Exercise materials:
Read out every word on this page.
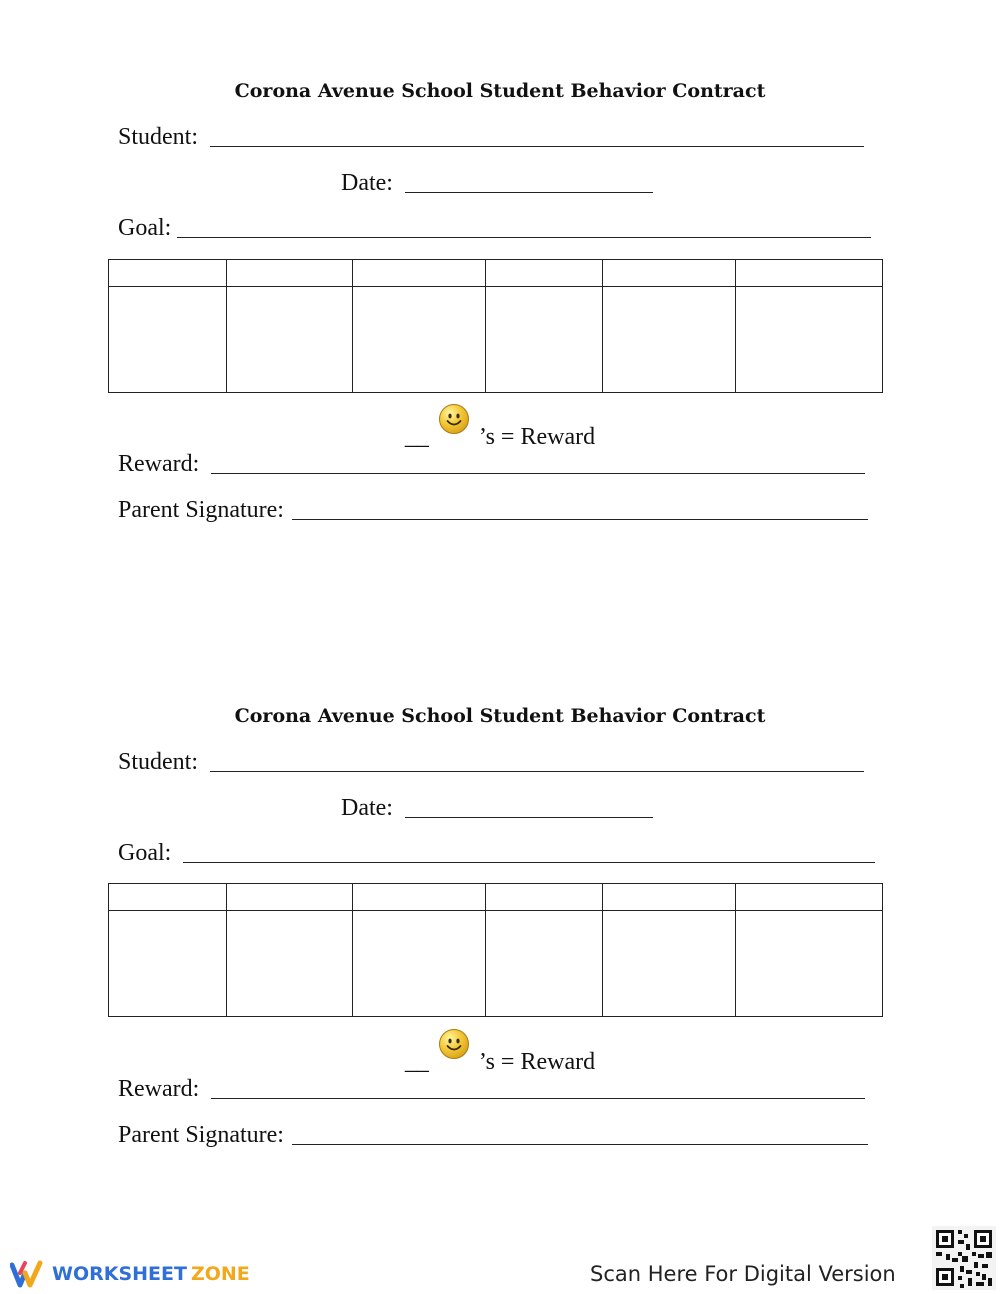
Corona Avenue School Student Behavior Contract
Student:
Date:
Goal:

__ ’s = Reward
Reward:
Parent Signature:
Corona Avenue School Student Behavior Contract
Student:
Date:
Goal:

__ ’s = Reward
Reward:
Parent Signature:
WORKSHEET ZONE	Scan Here For Digital Version
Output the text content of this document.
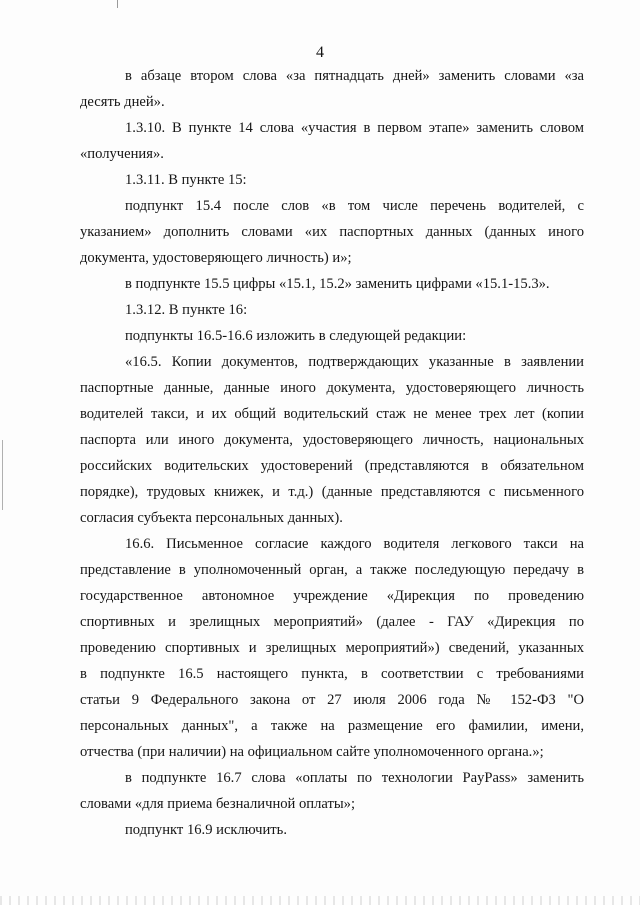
4
в абзаце втором слова «за пятнадцать дней» заменить словами «за
десять дней».
1.3.10. В пункте 14 слова «участия в первом этапе» заменить словом
«получения».
1.3.11. В пункте 15:
подпункт 15.4 после слов «в том числе перечень водителей, с
указанием» дополнить словами «их паспортных данных (данных иного
документа, удостоверяющего личность) и»;
в подпункте 15.5 цифры «15.1, 15.2» заменить цифрами «15.1-15.3».
1.3.12. В пункте 16:
подпункты 16.5-16.6 изложить в следующей редакции:
«16.5. Копии документов, подтверждающих указанные в заявлении
паспортные данные, данные иного документа, удостоверяющего личность
водителей такси, и их общий водительский стаж не менее трех лет (копии
паспорта или иного документа, удостоверяющего личность, национальных
российских водительских удостоверений (представляются в обязательном
порядке), трудовых книжек, и т.д.) (данные представляются с письменного
согласия субъекта персональных данных).
16.6. Письменное согласие каждого водителя легкового такси на
представление в уполномоченный орган, а также последующую передачу в
государственное автономное учреждение «Дирекция по проведению
спортивных и зрелищных мероприятий» (далее - ГАУ «Дирекция по
проведению спортивных и зрелищных мероприятий») сведений, указанных
в подпункте 16.5 настоящего пункта, в соответствии с требованиями
статьи 9 Федерального закона от 27 июля 2006 года № 152-ФЗ "О
персональных данных", а также на размещение его фамилии, имени,
отчества (при наличии) на официальном сайте уполномоченного органа.»;
в подпункте 16.7 слова «оплаты по технологии PayPass» заменить
словами «для приема безналичной оплаты»;
подпункт 16.9 исключить.
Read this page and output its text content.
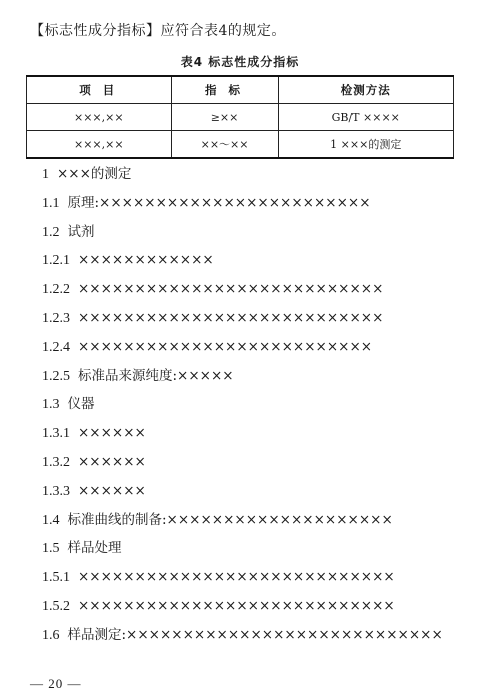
【标志性成分指标】应符合表4的规定。
表4 标志性成分指标
项 目	指 标	检测方法
×××,××	≥××	GB/T ××××
×××,××	××～××	1 ×××的测定
1 ×××的测定
1.1 原理:××××××××××××××××××××××××
1.2 试剂
1.2.1 ××××××××××××
1.2.2 ×××××××××××××××××××××××××××
1.2.3 ×××××××××××××××××××××××××××
1.2.4 ××××××××××××××××××××××××××
1.2.5 标准品来源纯度:×××××
1.3 仪器
1.3.1 ××××××
1.3.2 ××××××
1.3.3 ××××××
1.4 标准曲线的制备:××××××××××××××××××××
1.5 样品处理
1.5.1 ××××××××××××××××××××××××××××
1.5.2 ××××××××××××××××××××××××××××
1.6 样品测定:××××××××××××××××××××××××××××
— 20 —
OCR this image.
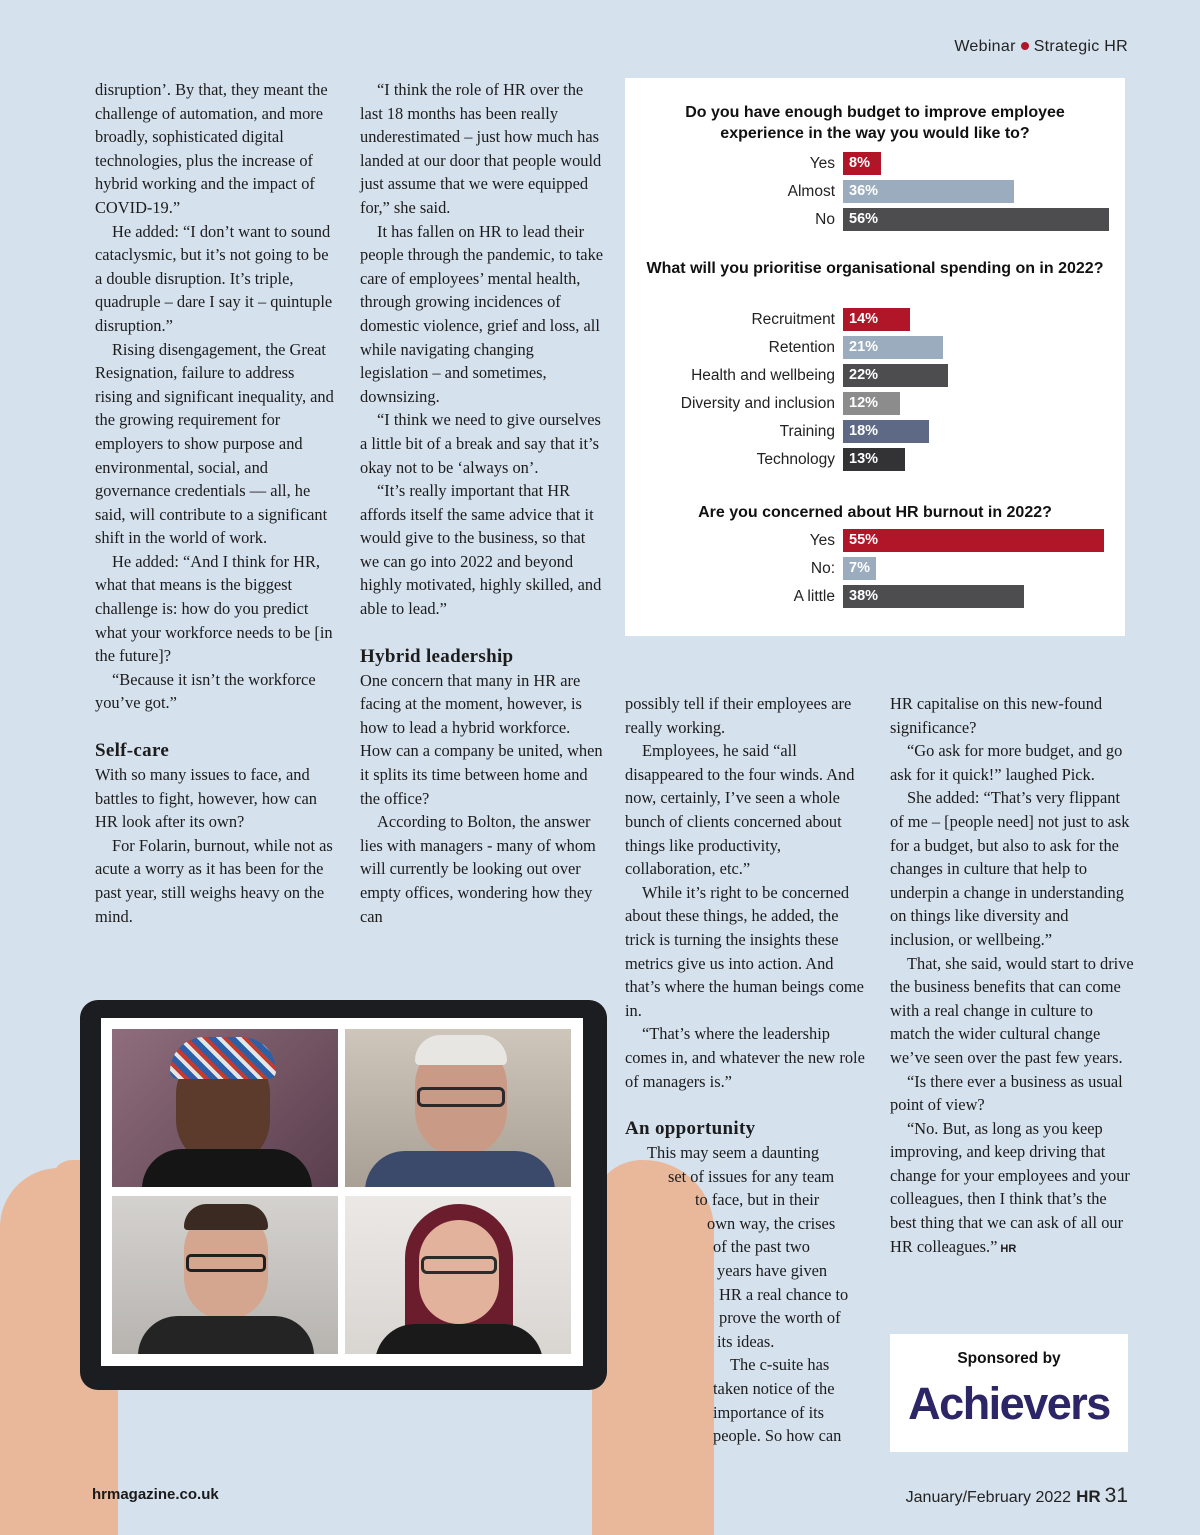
Webinar Strategic HR

disruption’. By that, they meant the challenge of automation, and more broadly, sophisticated digital technologies, plus the increase of hybrid working and the impact of COVID-19.”

He added: “I don’t want to sound cataclysmic, but it’s not going to be a double disruption. It’s triple, quadruple – dare I say it – quintuple disruption.”

Rising disengagement, the Great Resignation, failure to address rising and significant inequality, and the growing requirement for employers to show purpose and environmental, social, and governance credentials — all, he said, will contribute to a significant shift in the world of work.

He added: “And I think for HR, what that means is the biggest challenge is: how do you predict what your workforce needs to be [in the future]?

“Because it isn’t the workforce you’ve got.”

Self-care

With so many issues to face, and battles to fight, however, how can HR look after its own?

For Folarin, burnout, while not as acute a worry as it has been for the past year, still weighs heavy on the mind.

“I think the role of HR over the last 18 months has been really underestimated – just how much has landed at our door that people would just assume that we were equipped for,” she said.

It has fallen on HR to lead their people through the pandemic, to take care of employees’ mental health, through growing incidences of domestic violence, grief and loss, all while navigating changing legislation – and sometimes, downsizing.

“I think we need to give ourselves a little bit of a break and say that it’s okay not to be ‘always on’.

“It’s really important that HR affords itself the same advice that it would give to the business, so that we can go into 2022 and beyond highly motivated, highly skilled, and able to lead.”

Hybrid leadership

One concern that many in HR are facing at the moment, however, is how to lead a hybrid workforce. How can a company be united, when it splits its time between home and the office?

According to Bolton, the answer lies with managers - many of whom will currently be looking out over empty offices, wondering how they can

Do you have enough budget to improve employee experience in the way you would like to?
Yes 8%
Almost 36%
No 56%
What will you prioritise organisational spending on in 2022?
Recruitment 14%
Retention 21%
Health and wellbeing 22%
Diversity and inclusion 12%
Training 18%
Technology 13%
Are you concerned about HR burnout in 2022?
Yes 55%
No: 7%
A little 38%

possibly tell if their employees are really working.

Employees, he said “all disappeared to the four winds. And now, certainly, I’ve seen a whole bunch of clients concerned about things like productivity, collaboration, etc.”

While it’s right to be concerned about these things, he added, the trick is turning the insights these metrics give us into action. And that’s where the human beings come in.

“That’s where the leadership comes in, and whatever the new role of managers is.”

An opportunity
This may seem a daunting
set of issues for any team
to face, but in their
own way, the crises
of the past two
years have given
HR a real chance to
prove the worth of
its ideas.
The c-suite has
taken notice of the
importance of its
people. So how can

HR capitalise on this new-found significance?

“Go ask for more budget, and go ask for it quick!” laughed Pick.

She added: “That’s very flippant of me – [people need] not just to ask for a budget, but also to ask for the changes in culture that help to underpin a change in understanding on things like diversity and inclusion, or wellbeing.”

That, she said, would start to drive the business benefits that can come with a real change in culture to match the wider cultural change we’ve seen over the past few years.

“Is there ever a business as usual point of view?

“No. But, as long as you keep improving, and keep driving that change for your employees and your colleagues, then I think that’s the best thing that we can ask of all our HR colleagues.” HR

Sponsored by
Achievers
hrmagazine.co.uk	January/February 2022 HR 31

Exercise:
Word for word, quote the full listing, omitting every picture.

Result below:
Read out every word on this page.
Corona Avenue School Student Behavior Contract
Student:
Date:
Goal:

__ ’s = Reward
Reward:
Parent Signature:
Corona Avenue School Student Behavior Contract
Student:
Date:
Goal:

__ ’s = Reward
Reward:
Parent Signature:
WORKSHEET ZONE	Scan Here For Digital Version
Output the text content of this document.
4
в абзаце втором слова «за пятнадцать дней» заменить словами «за
десять дней».
1.3.10. В пункте 14 слова «участия в первом этапе» заменить словом
«получения».
1.3.11. В пункте 15:
подпункт 15.4 после слов «в том числе перечень водителей, с
указанием» дополнить словами «их паспортных данных (данных иного
документа, удостоверяющего личность) и»;
в подпункте 15.5 цифры «15.1, 15.2» заменить цифрами «15.1-15.3».
1.3.12. В пункте 16:
подпункты 16.5-16.6 изложить в следующей редакции:
«16.5. Копии документов, подтверждающих указанные в заявлении
паспортные данные, данные иного документа, удостоверяющего личность
водителей такси, и их общий водительский стаж не менее трех лет (копии
паспорта или иного документа, удостоверяющего личность, национальных
российских водительских удостоверений (представляются в обязательном
порядке), трудовых книжек, и т.д.) (данные представляются с письменного
согласия субъекта персональных данных).
16.6. Письменное согласие каждого водителя легкового такси на
представление в уполномоченный орган, а также последующую передачу в
государственное автономное учреждение «Дирекция по проведению
спортивных и зрелищных мероприятий» (далее - ГАУ «Дирекция по
проведению спортивных и зрелищных мероприятий») сведений, указанных
в подпункте 16.5 настоящего пункта, в соответствии с требованиями
статьи 9 Федерального закона от 27 июля 2006 года № 152-ФЗ "О
персональных данных", а также на размещение его фамилии, имени,
отчества (при наличии) на официальном сайте уполномоченного органа.»;
в подпункте 16.7 слова «оплаты по технологии PayPass» заменить
словами «для приема безналичной оплаты»;
подпункт 16.9 исключить.
Read this page and output its text content.
【标志性成分指标】应符合表4的规定。
表4 标志性成分指标
项 目	指 标	检测方法
×××,××	≥××	GB/T ××××
×××,××	××～××	1 ×××的测定
1 ×××的测定
1.1 原理:××××××××××××××××××××××××
1.2 试剂
1.2.1 ××××××××××××
1.2.2 ×××××××××××××××××××××××××××
1.2.3 ×××××××××××××××××××××××××××
1.2.4 ××××××××××××××××××××××××××
1.2.5 标准品来源纯度:×××××
1.3 仪器
1.3.1 ××××××
1.3.2 ××××××
1.3.3 ××××××
1.4 标准曲线的制备:××××××××××××××××××××
1.5 样品处理
1.5.1 ××××××××××××××××××××××××××××
1.5.2 ××××××××××××××××××××××××××××
1.6 样品测定:××××××××××××××××××××××××××××
— 20 —
OCR this image.
Webinar Strategic HR

disruption’. By that, they meant the challenge of automation, and more broadly, sophisticated digital technologies, plus the increase of hybrid working and the impact of COVID-19.”

He added: “I don’t want to sound cataclysmic, but it’s not going to be a double disruption. It’s triple, quadruple – dare I say it – quintuple disruption.”

Rising disengagement, the Great Resignation, failure to address rising and significant inequality, and the growing requirement for employers to show purpose and environmental, social, and governance credentials — all, he said, will contribute to a significant shift in the world of work.

He added: “And I think for HR, what that means is the biggest challenge is: how do you predict what your workforce needs to be [in the future]?

“Because it isn’t the workforce you’ve got.”

Self-care

With so many issues to face, and battles to fight, however, how can HR look after its own?

For Folarin, burnout, while not as acute a worry as it has been for the past year, still weighs heavy on the mind.

“I think the role of HR over the last 18 months has been really underestimated – just how much has landed at our door that people would just assume that we were equipped for,” she said.

It has fallen on HR to lead their people through the pandemic, to take care of employees’ mental health, through growing incidences of domestic violence, grief and loss, all while navigating changing legislation – and sometimes, downsizing.

“I think we need to give ourselves a little bit of a break and say that it’s okay not to be ‘always on’.

“It’s really important that HR affords itself the same advice that it would give to the business, so that we can go into 2022 and beyond highly motivated, highly skilled, and able to lead.”

Hybrid leadership

One concern that many in HR are facing at the moment, however, is how to lead a hybrid workforce. How can a company be united, when it splits its time between home and the office?

According to Bolton, the answer lies with managers - many of whom will currently be looking out over empty offices, wondering how they can

Do you have enough budget to improve employee experience in the way you would like to?
Yes 8%
Almost 36%
No 56%
What will you prioritise organisational spending on in 2022?
Recruitment 14%
Retention 21%
Health and wellbeing 22%
Diversity and inclusion 12%
Training 18%
Technology 13%
Are you concerned about HR burnout in 2022?
Yes 55%
No: 7%
A little 38%

possibly tell if their employees are really working.

Employees, he said “all disappeared to the four winds. And now, certainly, I’ve seen a whole bunch of clients concerned about things like productivity, collaboration, etc.”

While it’s right to be concerned about these things, he added, the trick is turning the insights these metrics give us into action. And that’s where the human beings come in.

“That’s where the leadership comes in, and whatever the new role of managers is.”

An opportunity
This may seem a daunting
set of issues for any team
to face, but in their
own way, the crises
of the past two
years have given
HR a real chance to
prove the worth of
its ideas.
The c-suite has
taken notice of the
importance of its
people. So how can

HR capitalise on this new-found significance?

“Go ask for more budget, and go ask for it quick!” laughed Pick.

She added: “That’s very flippant of me – [people need] not just to ask for a budget, but also to ask for the changes in culture that help to underpin a change in understanding on things like diversity and inclusion, or wellbeing.”

That, she said, would start to drive the business benefits that can come with a real change in culture to match the wider cultural change we’ve seen over the past few years.

“Is there ever a business as usual point of view?

“No. But, as long as you keep improving, and keep driving that change for your employees and your colleagues, then I think that’s the best thing that we can ask of all our HR colleagues.” HR

Sponsored by
Achievers
hrmagazine.co.uk	January/February 2022 HR 31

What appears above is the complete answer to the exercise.